Written request →
Check every line of the data below for the string "lang", and copy the ones that hold it.

__________________________________________________

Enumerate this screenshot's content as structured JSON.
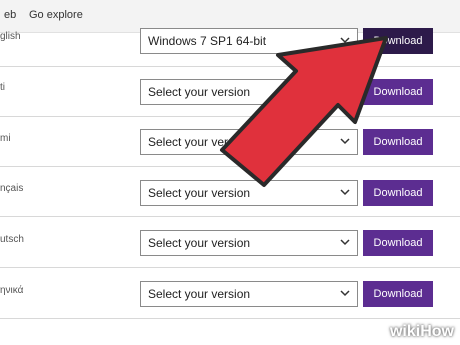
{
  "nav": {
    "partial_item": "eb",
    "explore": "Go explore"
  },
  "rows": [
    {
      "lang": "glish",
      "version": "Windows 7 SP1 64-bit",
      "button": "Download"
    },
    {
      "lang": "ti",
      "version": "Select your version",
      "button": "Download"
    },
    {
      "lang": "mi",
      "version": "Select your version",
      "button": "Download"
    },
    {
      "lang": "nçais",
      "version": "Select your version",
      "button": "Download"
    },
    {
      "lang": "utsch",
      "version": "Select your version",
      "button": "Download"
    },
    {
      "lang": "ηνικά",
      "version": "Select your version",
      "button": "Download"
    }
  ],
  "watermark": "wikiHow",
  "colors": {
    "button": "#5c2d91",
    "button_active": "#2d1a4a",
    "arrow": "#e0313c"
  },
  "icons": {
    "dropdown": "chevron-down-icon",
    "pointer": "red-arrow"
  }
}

__________________________________________________

Answer for the task →
      "lang": "glish",
      "lang": "ti",
      "lang": "mi",
      "lang": "nçais",
      "lang": "utsch",
      "lang": "ηνικά",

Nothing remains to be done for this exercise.